## Start

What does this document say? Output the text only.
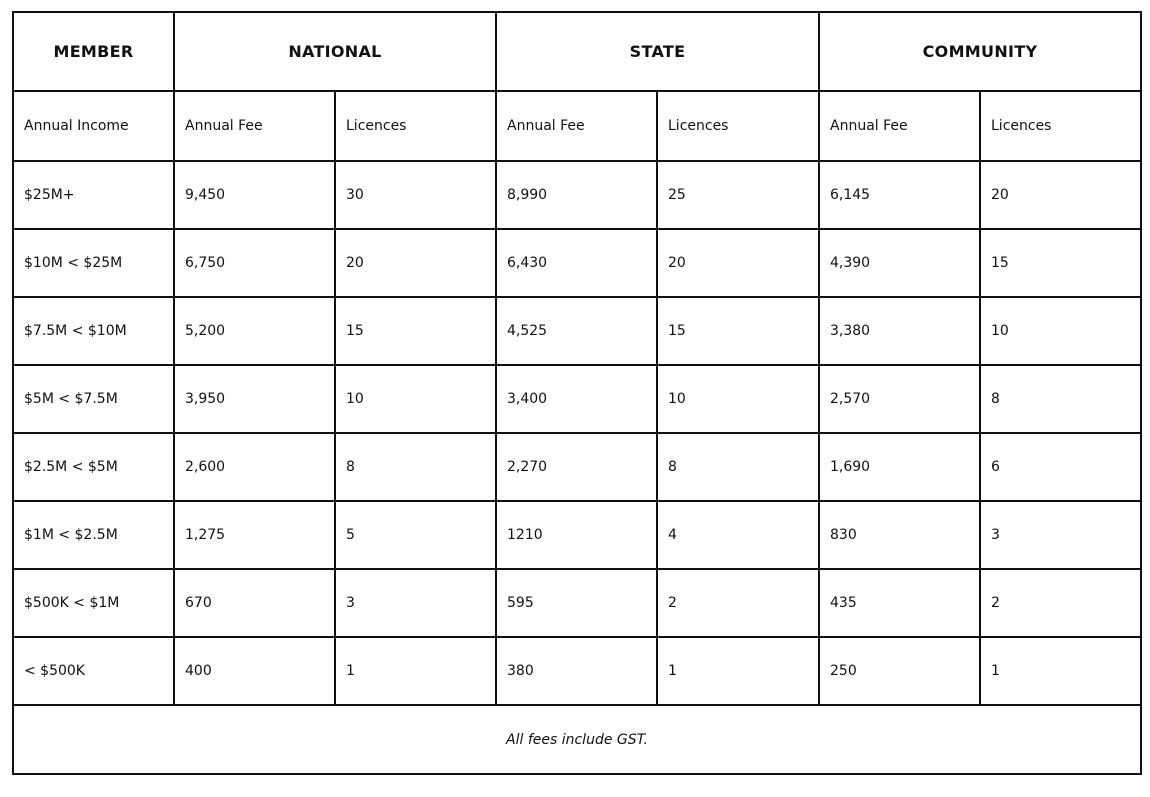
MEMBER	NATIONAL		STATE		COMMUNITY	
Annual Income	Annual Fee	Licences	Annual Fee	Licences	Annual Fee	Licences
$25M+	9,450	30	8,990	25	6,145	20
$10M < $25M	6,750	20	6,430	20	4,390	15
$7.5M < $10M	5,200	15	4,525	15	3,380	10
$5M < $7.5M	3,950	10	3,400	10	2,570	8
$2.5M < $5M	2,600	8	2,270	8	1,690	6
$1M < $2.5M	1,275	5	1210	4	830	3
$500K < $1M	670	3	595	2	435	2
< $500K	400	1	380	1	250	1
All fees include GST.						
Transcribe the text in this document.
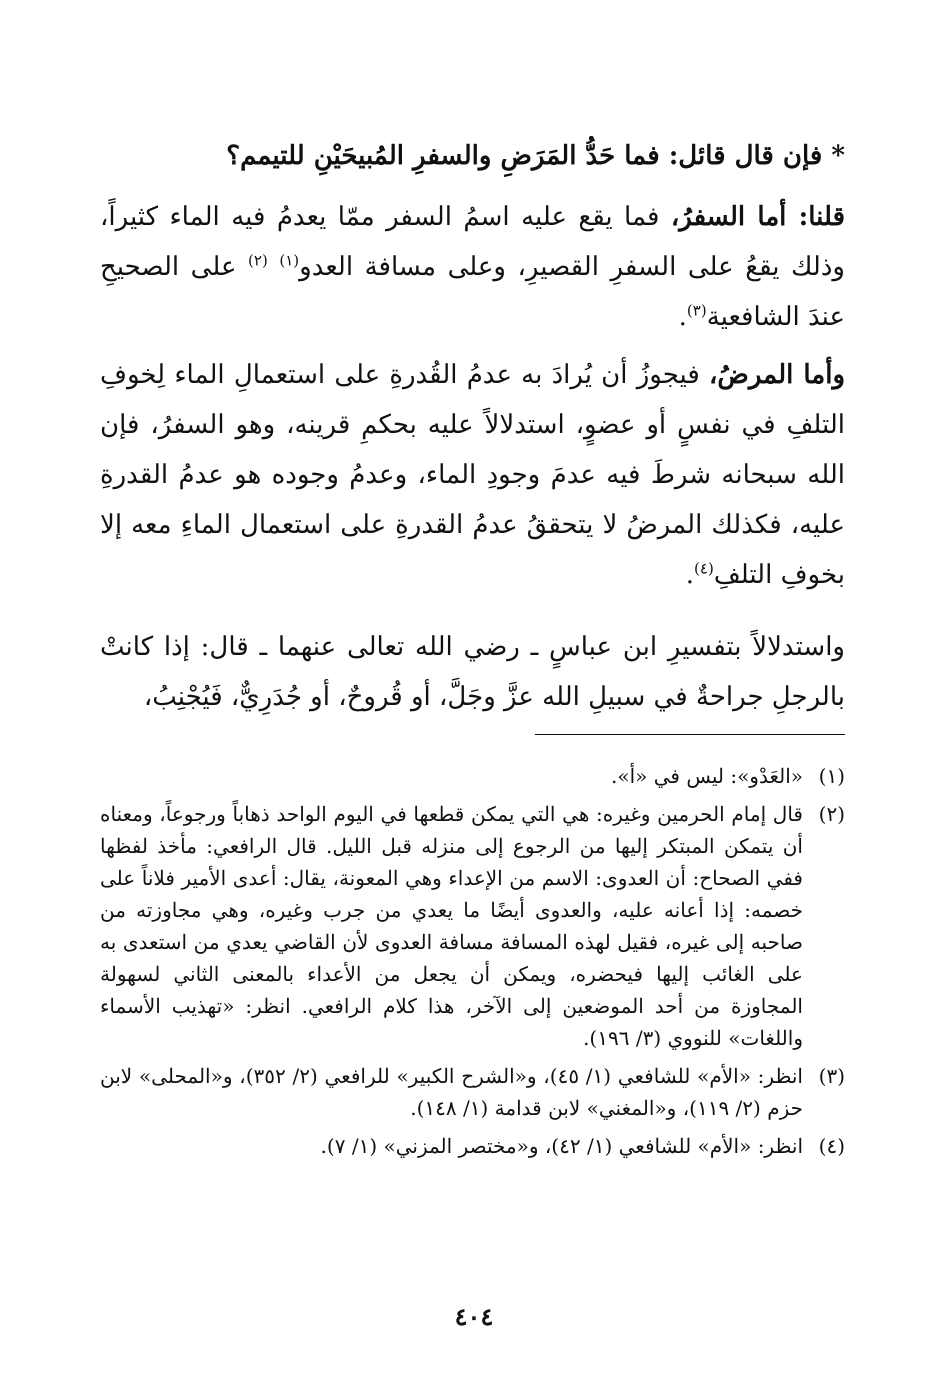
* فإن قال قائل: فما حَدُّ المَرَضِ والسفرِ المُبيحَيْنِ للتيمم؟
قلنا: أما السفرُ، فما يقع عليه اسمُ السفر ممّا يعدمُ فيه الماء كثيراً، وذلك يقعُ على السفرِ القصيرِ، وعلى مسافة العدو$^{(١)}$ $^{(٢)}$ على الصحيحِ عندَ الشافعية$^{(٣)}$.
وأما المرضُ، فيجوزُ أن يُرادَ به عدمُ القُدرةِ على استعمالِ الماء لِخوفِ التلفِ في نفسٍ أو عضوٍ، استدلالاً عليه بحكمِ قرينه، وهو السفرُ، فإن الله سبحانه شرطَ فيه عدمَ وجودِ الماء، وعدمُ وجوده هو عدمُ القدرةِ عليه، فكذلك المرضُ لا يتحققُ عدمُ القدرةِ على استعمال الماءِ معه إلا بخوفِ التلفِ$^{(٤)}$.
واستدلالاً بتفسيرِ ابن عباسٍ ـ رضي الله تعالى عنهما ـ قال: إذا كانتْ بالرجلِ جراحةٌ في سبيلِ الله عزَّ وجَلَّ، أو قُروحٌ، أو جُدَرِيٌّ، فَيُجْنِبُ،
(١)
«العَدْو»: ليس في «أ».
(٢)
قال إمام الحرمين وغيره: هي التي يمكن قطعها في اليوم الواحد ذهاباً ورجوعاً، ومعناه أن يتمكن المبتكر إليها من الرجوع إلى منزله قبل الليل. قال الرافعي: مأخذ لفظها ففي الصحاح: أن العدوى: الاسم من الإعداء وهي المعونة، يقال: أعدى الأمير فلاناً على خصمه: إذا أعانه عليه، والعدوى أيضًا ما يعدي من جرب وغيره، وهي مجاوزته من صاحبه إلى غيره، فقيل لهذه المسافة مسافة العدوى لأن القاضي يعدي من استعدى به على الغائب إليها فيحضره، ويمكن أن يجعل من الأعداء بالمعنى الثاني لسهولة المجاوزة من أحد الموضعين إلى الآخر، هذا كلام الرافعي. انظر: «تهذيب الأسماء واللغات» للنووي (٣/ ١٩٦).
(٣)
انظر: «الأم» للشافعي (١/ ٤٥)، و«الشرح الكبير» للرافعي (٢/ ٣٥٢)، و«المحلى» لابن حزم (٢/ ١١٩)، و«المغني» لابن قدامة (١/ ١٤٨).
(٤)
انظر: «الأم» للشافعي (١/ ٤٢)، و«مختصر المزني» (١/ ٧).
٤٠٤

## End

Task goal ::
Write down every line of the data above that includes the string "الماء".

Reply ::
قلنا: أما السفرُ، فما يقع عليه اسمُ السفر ممّا يعدمُ فيه الماء كثيراً، وذلك يقعُ على السفرِ القصيرِ، وعلى مسافة العدو$^{(١)}$ $^{(٢)}$ على الصحيحِ عندَ الشافعية$^{(٣)}$.
وأما المرضُ، فيجوزُ أن يُرادَ به عدمُ القُدرةِ على استعمالِ الماء لِخوفِ التلفِ في نفسٍ أو عضوٍ، استدلالاً عليه بحكمِ قرينه، وهو السفرُ، فإن الله سبحانه شرطَ فيه عدمَ وجودِ الماء، وعدمُ وجوده هو عدمُ القدرةِ عليه، فكذلك المرضُ لا يتحققُ عدمُ القدرةِ على استعمال الماءِ معه إلا بخوفِ التلفِ$^{(٤)}$.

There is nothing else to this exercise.